* _Records from a data collection_:

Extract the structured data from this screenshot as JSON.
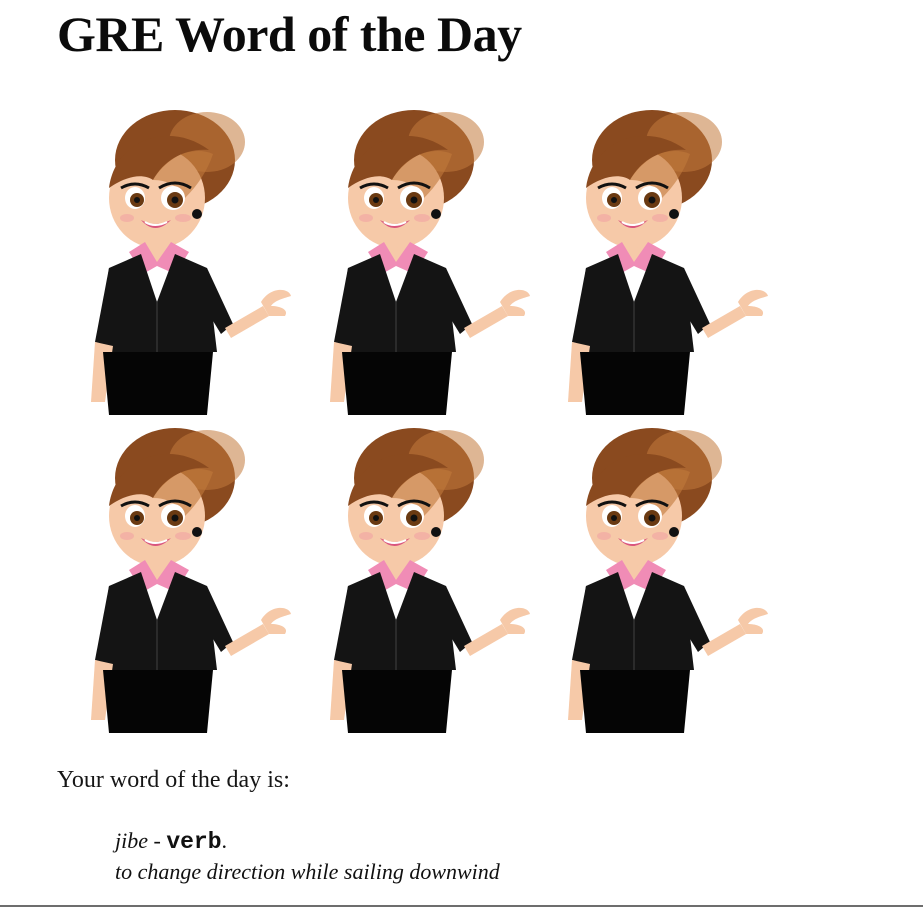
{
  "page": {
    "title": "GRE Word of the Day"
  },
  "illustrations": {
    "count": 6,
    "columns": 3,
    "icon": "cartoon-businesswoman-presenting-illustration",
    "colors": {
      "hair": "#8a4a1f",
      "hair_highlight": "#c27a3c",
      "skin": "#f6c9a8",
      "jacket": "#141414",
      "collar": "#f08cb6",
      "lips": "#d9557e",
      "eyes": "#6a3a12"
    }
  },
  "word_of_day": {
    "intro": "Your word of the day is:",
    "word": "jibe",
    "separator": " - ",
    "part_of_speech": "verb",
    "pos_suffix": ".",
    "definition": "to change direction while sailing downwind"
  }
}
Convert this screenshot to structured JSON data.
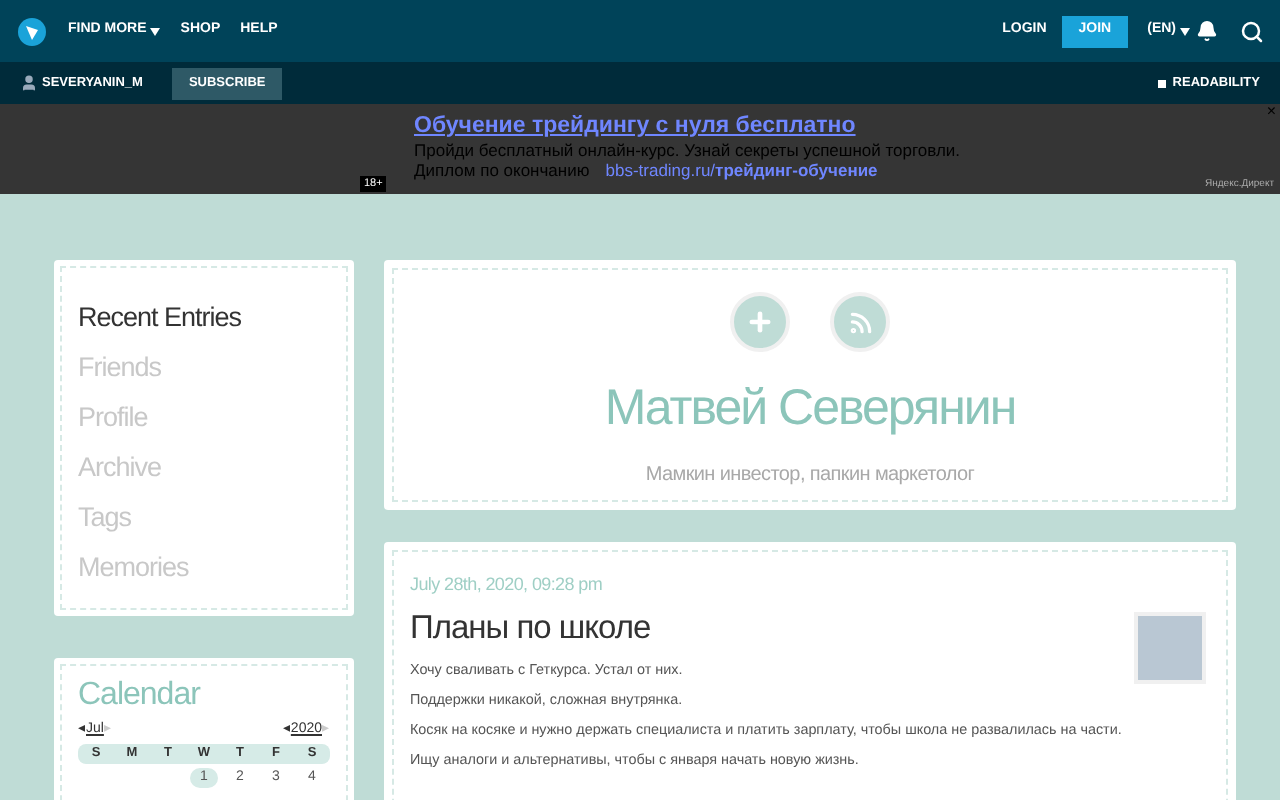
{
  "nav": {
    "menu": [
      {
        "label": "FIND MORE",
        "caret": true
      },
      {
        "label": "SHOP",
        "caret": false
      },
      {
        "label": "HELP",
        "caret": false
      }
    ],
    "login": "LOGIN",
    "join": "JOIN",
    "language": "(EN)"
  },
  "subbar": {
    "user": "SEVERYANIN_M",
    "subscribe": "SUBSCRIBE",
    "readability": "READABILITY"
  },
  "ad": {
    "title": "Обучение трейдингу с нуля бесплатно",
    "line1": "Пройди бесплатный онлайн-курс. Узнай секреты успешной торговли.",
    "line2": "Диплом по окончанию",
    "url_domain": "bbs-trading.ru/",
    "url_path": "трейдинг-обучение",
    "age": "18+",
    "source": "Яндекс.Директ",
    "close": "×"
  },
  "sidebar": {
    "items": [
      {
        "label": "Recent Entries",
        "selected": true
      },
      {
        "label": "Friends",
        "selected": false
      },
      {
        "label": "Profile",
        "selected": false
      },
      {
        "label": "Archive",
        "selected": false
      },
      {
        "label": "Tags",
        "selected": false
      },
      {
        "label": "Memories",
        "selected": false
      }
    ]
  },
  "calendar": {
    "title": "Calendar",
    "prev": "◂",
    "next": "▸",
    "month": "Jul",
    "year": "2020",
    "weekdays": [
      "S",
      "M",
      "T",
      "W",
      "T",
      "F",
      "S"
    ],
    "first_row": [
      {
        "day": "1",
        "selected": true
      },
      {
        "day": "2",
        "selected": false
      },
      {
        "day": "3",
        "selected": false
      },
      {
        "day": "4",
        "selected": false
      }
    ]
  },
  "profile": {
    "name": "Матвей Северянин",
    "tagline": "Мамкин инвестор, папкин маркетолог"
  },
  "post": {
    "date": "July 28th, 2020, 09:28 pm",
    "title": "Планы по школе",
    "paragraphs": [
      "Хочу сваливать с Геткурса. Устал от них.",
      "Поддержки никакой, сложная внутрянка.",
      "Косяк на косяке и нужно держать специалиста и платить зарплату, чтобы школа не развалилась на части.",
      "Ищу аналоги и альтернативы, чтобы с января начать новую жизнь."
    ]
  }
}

* _Given task_:
Each line of the data is to be duplicated exactly; pictures stay out of the copy.

* _Complete answer_:
Extract the structured data from this screenshot as JSON.
{
  "page": {
    "title": "GRE Word of the Day"
  },
  "illustrations": {
    "count": 6,
    "columns": 3,
    "icon": "cartoon-businesswoman-presenting-illustration",
    "colors": {
      "hair": "#8a4a1f",
      "hair_highlight": "#c27a3c",
      "skin": "#f6c9a8",
      "jacket": "#141414",
      "collar": "#f08cb6",
      "lips": "#d9557e",
      "eyes": "#6a3a12"
    }
  },
  "word_of_day": {
    "intro": "Your word of the day is:",
    "word": "jibe",
    "separator": " - ",
    "part_of_speech": "verb",
    "pos_suffix": ".",
    "definition": "to change direction while sailing downwind"
  }
}
Convert this screenshot to structured JSON data.
{
  "nav": {
    "menu": [
      {
        "label": "FIND MORE",
        "caret": true
      },
      {
        "label": "SHOP",
        "caret": false
      },
      {
        "label": "HELP",
        "caret": false
      }
    ],
    "login": "LOGIN",
    "join": "JOIN",
    "language": "(EN)"
  },
  "subbar": {
    "user": "SEVERYANIN_M",
    "subscribe": "SUBSCRIBE",
    "readability": "READABILITY"
  },
  "ad": {
    "title": "Обучение трейдингу с нуля бесплатно",
    "line1": "Пройди бесплатный онлайн-курс. Узнай секреты успешной торговли.",
    "line2": "Диплом по окончанию",
    "url_domain": "bbs-trading.ru/",
    "url_path": "трейдинг-обучение",
    "age": "18+",
    "source": "Яндекс.Директ",
    "close": "×"
  },
  "sidebar": {
    "items": [
      {
        "label": "Recent Entries",
        "selected": true
      },
      {
        "label": "Friends",
        "selected": false
      },
      {
        "label": "Profile",
        "selected": false
      },
      {
        "label": "Archive",
        "selected": false
      },
      {
        "label": "Tags",
        "selected": false
      },
      {
        "label": "Memories",
        "selected": false
      }
    ]
  },
  "calendar": {
    "title": "Calendar",
    "prev": "◂",
    "next": "▸",
    "month": "Jul",
    "year": "2020",
    "weekdays": [
      "S",
      "M",
      "T",
      "W",
      "T",
      "F",
      "S"
    ],
    "first_row": [
      {
        "day": "1",
        "selected": true
      },
      {
        "day": "2",
        "selected": false
      },
      {
        "day": "3",
        "selected": false
      },
      {
        "day": "4",
        "selected": false
      }
    ]
  },
  "profile": {
    "name": "Матвей Северянин",
    "tagline": "Мамкин инвестор, папкин маркетолог"
  },
  "post": {
    "date": "July 28th, 2020, 09:28 pm",
    "title": "Планы по школе",
    "paragraphs": [
      "Хочу сваливать с Геткурса. Устал от них.",
      "Поддержки никакой, сложная внутрянка.",
      "Косяк на косяке и нужно держать специалиста и платить зарплату, чтобы школа не развалилась на части.",
      "Ищу аналоги и альтернативы, чтобы с января начать новую жизнь."
    ]
  }
}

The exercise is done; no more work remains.